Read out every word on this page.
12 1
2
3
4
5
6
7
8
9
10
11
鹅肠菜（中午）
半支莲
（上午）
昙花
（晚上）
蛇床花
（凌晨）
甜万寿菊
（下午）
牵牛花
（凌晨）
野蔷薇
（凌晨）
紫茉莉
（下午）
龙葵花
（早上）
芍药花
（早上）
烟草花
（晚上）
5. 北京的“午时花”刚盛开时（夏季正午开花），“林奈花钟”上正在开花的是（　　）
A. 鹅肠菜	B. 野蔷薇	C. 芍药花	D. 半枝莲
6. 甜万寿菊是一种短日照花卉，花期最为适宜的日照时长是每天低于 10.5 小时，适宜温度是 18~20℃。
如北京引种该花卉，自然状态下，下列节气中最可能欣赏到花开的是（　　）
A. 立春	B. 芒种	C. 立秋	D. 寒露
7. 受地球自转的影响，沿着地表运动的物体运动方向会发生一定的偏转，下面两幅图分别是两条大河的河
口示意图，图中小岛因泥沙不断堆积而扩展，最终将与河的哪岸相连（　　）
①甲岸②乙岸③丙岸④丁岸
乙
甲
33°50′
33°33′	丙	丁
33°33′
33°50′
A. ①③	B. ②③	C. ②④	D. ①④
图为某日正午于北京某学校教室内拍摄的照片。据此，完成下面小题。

◆ ◆ ◆ ◆ ◆ ◆ ◆

**WHAT YOU NEED TO DO**
Give every line of the material again, exactly as it reads.

**RESULT**
Read out every word on this page.
12 1
2
3
4
5
6
7
8
9
10
11
鹅肠菜（中午）
半支莲
（上午）
昙花
（晚上）
蛇床花
（凌晨）
甜万寿菊
（下午）
牵牛花
（凌晨）
野蔷薇
（凌晨）
紫茉莉
（下午）
龙葵花
（早上）
芍药花
（早上）
烟草花
（晚上）
5. 北京的“午时花”刚盛开时（夏季正午开花），“林奈花钟”上正在开花的是（　　）
A. 鹅肠菜	B. 野蔷薇	C. 芍药花	D. 半枝莲
6. 甜万寿菊是一种短日照花卉，花期最为适宜的日照时长是每天低于 10.5 小时，适宜温度是 18~20℃。
如北京引种该花卉，自然状态下，下列节气中最可能欣赏到花开的是（　　）
A. 立春	B. 芒种	C. 立秋	D. 寒露
7. 受地球自转的影响，沿着地表运动的物体运动方向会发生一定的偏转，下面两幅图分别是两条大河的河
口示意图，图中小岛因泥沙不断堆积而扩展，最终将与河的哪岸相连（　　）
①甲岸②乙岸③丙岸④丁岸
乙
甲
33°50′
33°33′	丙	丁
33°33′
33°50′
A. ①③	B. ②③	C. ②④	D. ①④
图为某日正午于北京某学校教室内拍摄的照片。据此，完成下面小题。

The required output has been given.